**Problem requirements**: Work out the number of lines containing "Stack". Answer with nothing but that number.

**Records for the task**:
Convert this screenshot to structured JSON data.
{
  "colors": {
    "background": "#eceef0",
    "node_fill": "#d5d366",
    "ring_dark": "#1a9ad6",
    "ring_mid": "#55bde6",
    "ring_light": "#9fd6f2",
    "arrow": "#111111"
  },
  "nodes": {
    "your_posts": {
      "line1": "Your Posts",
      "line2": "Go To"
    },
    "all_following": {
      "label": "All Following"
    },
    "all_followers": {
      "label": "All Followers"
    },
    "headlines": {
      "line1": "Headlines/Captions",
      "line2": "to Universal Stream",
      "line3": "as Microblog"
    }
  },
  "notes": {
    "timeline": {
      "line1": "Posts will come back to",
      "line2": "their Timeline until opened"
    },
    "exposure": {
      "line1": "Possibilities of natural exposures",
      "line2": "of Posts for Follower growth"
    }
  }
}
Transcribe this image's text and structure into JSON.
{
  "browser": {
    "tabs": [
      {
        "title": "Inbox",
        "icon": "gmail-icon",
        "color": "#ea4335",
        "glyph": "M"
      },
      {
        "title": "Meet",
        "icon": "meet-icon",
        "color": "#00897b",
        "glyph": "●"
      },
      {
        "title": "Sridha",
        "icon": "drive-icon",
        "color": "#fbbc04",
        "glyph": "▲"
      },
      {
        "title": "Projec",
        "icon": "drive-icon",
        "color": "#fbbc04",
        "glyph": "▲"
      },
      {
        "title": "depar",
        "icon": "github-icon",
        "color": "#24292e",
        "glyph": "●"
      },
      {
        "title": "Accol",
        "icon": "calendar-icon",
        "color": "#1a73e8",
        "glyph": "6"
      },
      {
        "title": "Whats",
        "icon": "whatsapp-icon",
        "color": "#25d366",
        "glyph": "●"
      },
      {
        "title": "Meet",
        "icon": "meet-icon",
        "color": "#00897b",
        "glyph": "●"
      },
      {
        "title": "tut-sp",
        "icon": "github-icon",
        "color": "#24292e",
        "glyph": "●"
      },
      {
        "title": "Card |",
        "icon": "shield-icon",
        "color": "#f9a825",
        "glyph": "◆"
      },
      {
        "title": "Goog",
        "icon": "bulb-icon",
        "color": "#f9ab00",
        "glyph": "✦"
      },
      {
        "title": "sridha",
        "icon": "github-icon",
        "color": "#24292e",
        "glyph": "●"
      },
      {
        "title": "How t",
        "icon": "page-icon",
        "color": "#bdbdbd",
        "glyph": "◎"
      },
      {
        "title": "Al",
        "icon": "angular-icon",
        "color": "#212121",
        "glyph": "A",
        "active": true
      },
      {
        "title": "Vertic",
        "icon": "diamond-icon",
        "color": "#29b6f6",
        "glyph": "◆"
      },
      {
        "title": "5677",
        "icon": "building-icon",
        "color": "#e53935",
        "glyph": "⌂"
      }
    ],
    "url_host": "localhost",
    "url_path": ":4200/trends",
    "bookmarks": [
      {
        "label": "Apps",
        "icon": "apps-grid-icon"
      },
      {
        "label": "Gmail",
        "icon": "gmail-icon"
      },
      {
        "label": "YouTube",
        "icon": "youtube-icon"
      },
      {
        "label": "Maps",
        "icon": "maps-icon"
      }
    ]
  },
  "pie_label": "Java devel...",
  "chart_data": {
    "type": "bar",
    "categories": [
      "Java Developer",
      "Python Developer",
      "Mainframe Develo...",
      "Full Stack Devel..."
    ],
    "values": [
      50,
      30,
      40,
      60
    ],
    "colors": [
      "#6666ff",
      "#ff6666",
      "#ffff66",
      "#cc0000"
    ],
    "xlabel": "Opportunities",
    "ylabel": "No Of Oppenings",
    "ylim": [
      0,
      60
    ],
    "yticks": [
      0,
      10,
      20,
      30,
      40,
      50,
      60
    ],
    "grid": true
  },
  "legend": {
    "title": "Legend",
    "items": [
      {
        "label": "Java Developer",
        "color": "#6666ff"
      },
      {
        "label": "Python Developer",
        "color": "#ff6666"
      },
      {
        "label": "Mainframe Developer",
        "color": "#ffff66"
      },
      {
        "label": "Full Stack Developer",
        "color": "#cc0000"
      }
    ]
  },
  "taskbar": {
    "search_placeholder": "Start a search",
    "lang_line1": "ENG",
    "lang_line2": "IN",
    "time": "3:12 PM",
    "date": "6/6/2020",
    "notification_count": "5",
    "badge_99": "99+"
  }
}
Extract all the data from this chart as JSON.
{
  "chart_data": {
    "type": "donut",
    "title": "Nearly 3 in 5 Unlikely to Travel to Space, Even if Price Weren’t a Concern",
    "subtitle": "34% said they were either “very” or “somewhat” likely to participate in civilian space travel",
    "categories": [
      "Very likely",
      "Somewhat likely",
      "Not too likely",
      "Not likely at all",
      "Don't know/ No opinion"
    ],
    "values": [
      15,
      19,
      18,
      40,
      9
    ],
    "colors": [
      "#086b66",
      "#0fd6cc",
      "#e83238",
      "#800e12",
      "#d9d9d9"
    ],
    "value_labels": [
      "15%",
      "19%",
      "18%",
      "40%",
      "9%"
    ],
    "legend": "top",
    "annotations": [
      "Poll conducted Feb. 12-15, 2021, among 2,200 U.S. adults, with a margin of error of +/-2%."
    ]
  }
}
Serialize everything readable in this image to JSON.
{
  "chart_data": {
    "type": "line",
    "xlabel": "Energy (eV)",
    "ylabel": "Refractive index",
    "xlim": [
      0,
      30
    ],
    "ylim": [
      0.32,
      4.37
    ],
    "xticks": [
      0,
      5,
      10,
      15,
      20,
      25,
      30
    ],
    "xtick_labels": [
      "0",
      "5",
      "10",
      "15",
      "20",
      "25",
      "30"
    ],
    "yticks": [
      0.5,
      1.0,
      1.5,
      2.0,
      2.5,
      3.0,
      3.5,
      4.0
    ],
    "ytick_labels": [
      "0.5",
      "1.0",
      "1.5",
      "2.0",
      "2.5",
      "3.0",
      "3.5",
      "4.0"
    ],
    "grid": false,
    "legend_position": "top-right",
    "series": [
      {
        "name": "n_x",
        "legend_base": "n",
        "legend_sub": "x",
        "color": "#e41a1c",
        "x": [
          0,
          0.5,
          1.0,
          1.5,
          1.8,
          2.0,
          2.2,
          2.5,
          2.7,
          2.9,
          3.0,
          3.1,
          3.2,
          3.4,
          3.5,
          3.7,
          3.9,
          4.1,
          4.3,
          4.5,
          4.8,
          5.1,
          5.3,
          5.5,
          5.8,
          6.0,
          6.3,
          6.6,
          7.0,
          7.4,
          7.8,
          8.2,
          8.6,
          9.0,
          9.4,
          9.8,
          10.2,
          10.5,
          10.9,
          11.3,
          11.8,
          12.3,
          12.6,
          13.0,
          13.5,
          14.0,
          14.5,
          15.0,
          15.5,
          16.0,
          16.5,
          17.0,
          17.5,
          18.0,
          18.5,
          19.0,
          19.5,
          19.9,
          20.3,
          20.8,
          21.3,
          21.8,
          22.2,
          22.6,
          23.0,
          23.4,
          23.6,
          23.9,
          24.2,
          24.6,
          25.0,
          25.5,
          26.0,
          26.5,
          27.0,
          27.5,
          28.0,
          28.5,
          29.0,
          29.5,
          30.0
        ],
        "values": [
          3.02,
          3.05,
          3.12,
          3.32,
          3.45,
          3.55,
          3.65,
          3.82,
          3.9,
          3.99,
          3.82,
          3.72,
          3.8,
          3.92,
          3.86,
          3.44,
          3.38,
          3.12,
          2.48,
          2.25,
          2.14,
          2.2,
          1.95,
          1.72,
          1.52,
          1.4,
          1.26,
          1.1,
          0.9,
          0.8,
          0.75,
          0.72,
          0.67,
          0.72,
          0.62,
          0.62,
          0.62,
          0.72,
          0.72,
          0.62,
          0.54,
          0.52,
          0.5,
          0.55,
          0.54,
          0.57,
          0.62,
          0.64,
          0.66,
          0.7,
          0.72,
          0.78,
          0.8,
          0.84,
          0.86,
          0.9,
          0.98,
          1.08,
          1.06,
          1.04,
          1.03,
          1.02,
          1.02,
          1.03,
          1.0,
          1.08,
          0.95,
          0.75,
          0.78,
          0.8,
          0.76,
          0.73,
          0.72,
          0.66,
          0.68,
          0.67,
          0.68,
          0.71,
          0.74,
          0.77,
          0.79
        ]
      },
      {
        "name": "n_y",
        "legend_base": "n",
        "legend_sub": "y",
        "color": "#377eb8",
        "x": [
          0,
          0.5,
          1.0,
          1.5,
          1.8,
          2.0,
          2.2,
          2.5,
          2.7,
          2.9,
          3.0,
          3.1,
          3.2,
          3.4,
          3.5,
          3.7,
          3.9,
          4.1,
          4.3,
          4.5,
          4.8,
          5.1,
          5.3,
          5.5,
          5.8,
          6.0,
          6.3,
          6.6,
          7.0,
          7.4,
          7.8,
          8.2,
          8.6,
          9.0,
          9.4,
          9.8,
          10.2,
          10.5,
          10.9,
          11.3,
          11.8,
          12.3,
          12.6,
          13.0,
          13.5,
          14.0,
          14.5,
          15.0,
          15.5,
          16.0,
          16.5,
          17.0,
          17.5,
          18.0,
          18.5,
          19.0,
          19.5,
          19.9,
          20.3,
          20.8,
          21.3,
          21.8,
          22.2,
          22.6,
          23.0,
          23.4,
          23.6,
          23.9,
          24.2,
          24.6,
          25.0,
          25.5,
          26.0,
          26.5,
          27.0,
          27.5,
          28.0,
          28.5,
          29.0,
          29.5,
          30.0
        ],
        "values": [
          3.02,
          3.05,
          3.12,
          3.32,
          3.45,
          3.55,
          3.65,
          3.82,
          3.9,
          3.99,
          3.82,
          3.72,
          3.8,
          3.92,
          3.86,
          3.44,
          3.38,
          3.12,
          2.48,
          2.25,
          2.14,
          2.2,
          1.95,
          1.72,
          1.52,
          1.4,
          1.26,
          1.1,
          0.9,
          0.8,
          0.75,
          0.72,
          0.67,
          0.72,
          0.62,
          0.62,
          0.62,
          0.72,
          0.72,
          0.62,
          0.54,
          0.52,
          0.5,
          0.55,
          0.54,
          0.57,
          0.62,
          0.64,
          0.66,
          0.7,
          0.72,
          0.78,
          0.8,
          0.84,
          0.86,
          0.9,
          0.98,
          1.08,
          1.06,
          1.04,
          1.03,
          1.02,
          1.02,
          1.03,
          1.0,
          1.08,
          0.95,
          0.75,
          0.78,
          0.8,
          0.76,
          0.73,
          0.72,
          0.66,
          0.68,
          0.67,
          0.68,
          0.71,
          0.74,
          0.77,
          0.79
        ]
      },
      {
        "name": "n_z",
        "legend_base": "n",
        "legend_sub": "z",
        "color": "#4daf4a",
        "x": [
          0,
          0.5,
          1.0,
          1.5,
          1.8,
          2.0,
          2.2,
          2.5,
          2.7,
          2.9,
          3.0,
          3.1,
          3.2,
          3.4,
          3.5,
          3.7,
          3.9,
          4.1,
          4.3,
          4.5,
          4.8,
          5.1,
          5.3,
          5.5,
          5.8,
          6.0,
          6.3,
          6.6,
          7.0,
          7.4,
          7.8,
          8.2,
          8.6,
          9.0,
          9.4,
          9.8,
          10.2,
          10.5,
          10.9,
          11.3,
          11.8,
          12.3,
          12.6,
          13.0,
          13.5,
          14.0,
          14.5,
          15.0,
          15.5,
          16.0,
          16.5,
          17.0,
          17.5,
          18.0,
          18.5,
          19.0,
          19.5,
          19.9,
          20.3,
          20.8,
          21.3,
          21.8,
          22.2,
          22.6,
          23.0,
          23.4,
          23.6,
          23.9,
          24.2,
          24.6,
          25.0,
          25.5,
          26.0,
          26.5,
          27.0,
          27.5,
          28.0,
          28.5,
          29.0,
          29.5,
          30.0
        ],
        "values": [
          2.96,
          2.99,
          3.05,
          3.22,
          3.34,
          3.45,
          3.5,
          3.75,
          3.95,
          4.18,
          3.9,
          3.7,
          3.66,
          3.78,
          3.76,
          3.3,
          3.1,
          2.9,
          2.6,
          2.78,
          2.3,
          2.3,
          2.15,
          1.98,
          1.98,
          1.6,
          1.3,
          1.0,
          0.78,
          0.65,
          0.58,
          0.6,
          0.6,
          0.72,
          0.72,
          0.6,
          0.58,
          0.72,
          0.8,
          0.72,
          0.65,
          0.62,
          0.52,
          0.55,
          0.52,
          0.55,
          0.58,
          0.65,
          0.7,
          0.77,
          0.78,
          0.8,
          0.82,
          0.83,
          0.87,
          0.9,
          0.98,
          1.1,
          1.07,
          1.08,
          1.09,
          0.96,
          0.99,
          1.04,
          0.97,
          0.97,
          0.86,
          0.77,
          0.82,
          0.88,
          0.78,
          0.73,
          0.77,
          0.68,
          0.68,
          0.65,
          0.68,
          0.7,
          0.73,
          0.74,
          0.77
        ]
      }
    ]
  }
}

**Output of the exercise**: 2